* Do this
For every line in the records that has the word "Wave", make a copy.

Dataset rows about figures

•••

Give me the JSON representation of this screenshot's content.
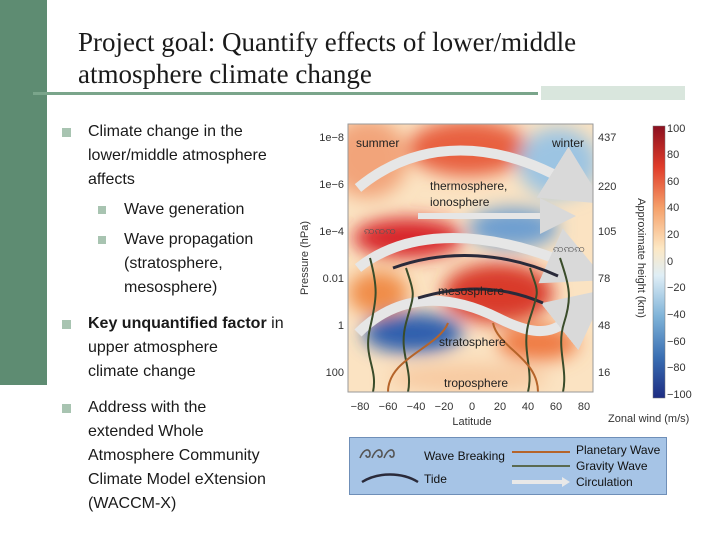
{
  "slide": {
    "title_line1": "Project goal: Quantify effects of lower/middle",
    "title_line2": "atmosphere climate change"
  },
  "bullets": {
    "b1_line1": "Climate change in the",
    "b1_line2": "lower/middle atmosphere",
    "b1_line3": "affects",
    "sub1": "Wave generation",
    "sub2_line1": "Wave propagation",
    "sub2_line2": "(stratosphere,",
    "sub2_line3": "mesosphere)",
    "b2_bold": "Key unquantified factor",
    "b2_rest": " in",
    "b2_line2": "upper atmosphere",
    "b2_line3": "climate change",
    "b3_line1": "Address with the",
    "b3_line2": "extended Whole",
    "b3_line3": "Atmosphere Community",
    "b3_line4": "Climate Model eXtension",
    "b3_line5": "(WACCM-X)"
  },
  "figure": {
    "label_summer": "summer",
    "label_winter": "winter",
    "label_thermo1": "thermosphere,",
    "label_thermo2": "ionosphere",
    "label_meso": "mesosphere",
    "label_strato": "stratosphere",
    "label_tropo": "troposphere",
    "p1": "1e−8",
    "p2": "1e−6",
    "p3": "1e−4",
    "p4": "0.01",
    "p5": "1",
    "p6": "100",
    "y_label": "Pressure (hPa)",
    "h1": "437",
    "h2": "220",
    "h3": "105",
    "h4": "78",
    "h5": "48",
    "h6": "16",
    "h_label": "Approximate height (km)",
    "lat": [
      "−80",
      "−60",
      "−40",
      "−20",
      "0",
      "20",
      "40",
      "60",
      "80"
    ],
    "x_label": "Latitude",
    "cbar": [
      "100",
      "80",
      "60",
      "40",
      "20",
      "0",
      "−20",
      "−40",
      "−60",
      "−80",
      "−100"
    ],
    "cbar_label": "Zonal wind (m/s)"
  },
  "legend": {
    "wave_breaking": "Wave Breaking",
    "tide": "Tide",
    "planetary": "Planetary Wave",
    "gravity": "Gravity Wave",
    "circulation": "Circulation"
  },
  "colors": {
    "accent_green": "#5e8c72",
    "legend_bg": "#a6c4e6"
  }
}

•••

* Exercise output
    "sub1": "Wave generation",
    "sub2_line1": "Wave propagation",
    "wave_breaking": "Wave Breaking",
    "planetary": "Planetary Wave",
    "gravity": "Gravity Wave",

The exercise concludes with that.